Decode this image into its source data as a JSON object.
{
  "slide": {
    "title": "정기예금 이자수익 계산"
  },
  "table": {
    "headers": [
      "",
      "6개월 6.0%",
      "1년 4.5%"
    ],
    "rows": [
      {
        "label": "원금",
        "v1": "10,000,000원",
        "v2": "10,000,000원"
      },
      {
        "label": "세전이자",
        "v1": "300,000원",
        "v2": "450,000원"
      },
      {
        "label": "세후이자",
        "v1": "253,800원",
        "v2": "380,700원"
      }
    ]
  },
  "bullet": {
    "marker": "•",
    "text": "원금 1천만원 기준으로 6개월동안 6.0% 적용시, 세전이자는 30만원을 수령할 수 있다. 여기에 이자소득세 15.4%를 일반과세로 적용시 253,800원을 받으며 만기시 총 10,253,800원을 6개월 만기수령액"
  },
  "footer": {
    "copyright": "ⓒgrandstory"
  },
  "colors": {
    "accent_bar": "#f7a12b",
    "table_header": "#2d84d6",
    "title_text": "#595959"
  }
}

________

Task brief ▸
Repeat the data exactly. Leave nothing out.

Exercise answer ▸
Decode this image into its source data as a JSON object.
{
  "slide": {
    "title": "정기예금 이자수익 계산"
  },
  "table": {
    "headers": [
      "",
      "6개월 6.0%",
      "1년 4.5%"
    ],
    "rows": [
      {
        "label": "원금",
        "v1": "10,000,000원",
        "v2": "10,000,000원"
      },
      {
        "label": "세전이자",
        "v1": "300,000원",
        "v2": "450,000원"
      },
      {
        "label": "세후이자",
        "v1": "253,800원",
        "v2": "380,700원"
      }
    ]
  },
  "bullet": {
    "marker": "•",
    "text": "원금 1천만원 기준으로 6개월동안 6.0% 적용시, 세전이자는 30만원을 수령할 수 있다. 여기에 이자소득세 15.4%를 일반과세로 적용시 253,800원을 받으며 만기시 총 10,253,800원을 6개월 만기수령액"
  },
  "footer": {
    "copyright": "ⓒgrandstory"
  },
  "colors": {
    "accent_bar": "#f7a12b",
    "table_header": "#2d84d6",
    "title_text": "#595959"
  }
}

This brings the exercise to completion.